/---

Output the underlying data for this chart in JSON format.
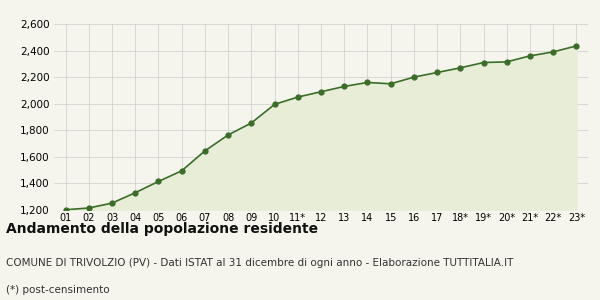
{
  "years": [
    "01",
    "02",
    "03",
    "04",
    "05",
    "06",
    "07",
    "08",
    "09",
    "10",
    "11*",
    "12",
    "13",
    "14",
    "15",
    "16",
    "17",
    "18*",
    "19*",
    "20*",
    "21*",
    "22*",
    "23*"
  ],
  "values": [
    1202,
    1215,
    1252,
    1330,
    1415,
    1495,
    1645,
    1765,
    1855,
    1995,
    2050,
    2090,
    2130,
    2160,
    2150,
    2200,
    2235,
    2270,
    2310,
    2315,
    2360,
    2390,
    2435
  ],
  "line_color": "#3a6e28",
  "fill_color": "#e8edd8",
  "marker_color": "#3a6e28",
  "bg_color": "#f5f5ee",
  "plot_bg_color": "#f5f5ee",
  "grid_color": "#cccccc",
  "ylim": [
    1200,
    2600
  ],
  "yticks": [
    1200,
    1400,
    1600,
    1800,
    2000,
    2200,
    2400,
    2600
  ],
  "title": "Andamento della popolazione residente",
  "subtitle": "COMUNE DI TRIVOLZIO (PV) - Dati ISTAT al 31 dicembre di ogni anno - Elaborazione TUTTITALIA.IT",
  "footnote": "(*) post-censimento",
  "title_fontsize": 10,
  "subtitle_fontsize": 7.5,
  "footnote_fontsize": 7.5
}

\---

**Goal**:
Transcribe the listing in full. Omit the pictures and keep every line exact.

**Response to the exercise**:
Output the underlying data for this chart in JSON format.
{
  "years": [
    "01",
    "02",
    "03",
    "04",
    "05",
    "06",
    "07",
    "08",
    "09",
    "10",
    "11*",
    "12",
    "13",
    "14",
    "15",
    "16",
    "17",
    "18*",
    "19*",
    "20*",
    "21*",
    "22*",
    "23*"
  ],
  "values": [
    1202,
    1215,
    1252,
    1330,
    1415,
    1495,
    1645,
    1765,
    1855,
    1995,
    2050,
    2090,
    2130,
    2160,
    2150,
    2200,
    2235,
    2270,
    2310,
    2315,
    2360,
    2390,
    2435
  ],
  "line_color": "#3a6e28",
  "fill_color": "#e8edd8",
  "marker_color": "#3a6e28",
  "bg_color": "#f5f5ee",
  "plot_bg_color": "#f5f5ee",
  "grid_color": "#cccccc",
  "ylim": [
    1200,
    2600
  ],
  "yticks": [
    1200,
    1400,
    1600,
    1800,
    2000,
    2200,
    2400,
    2600
  ],
  "title": "Andamento della popolazione residente",
  "subtitle": "COMUNE DI TRIVOLZIO (PV) - Dati ISTAT al 31 dicembre di ogni anno - Elaborazione TUTTITALIA.IT",
  "footnote": "(*) post-censimento",
  "title_fontsize": 10,
  "subtitle_fontsize": 7.5,
  "footnote_fontsize": 7.5
}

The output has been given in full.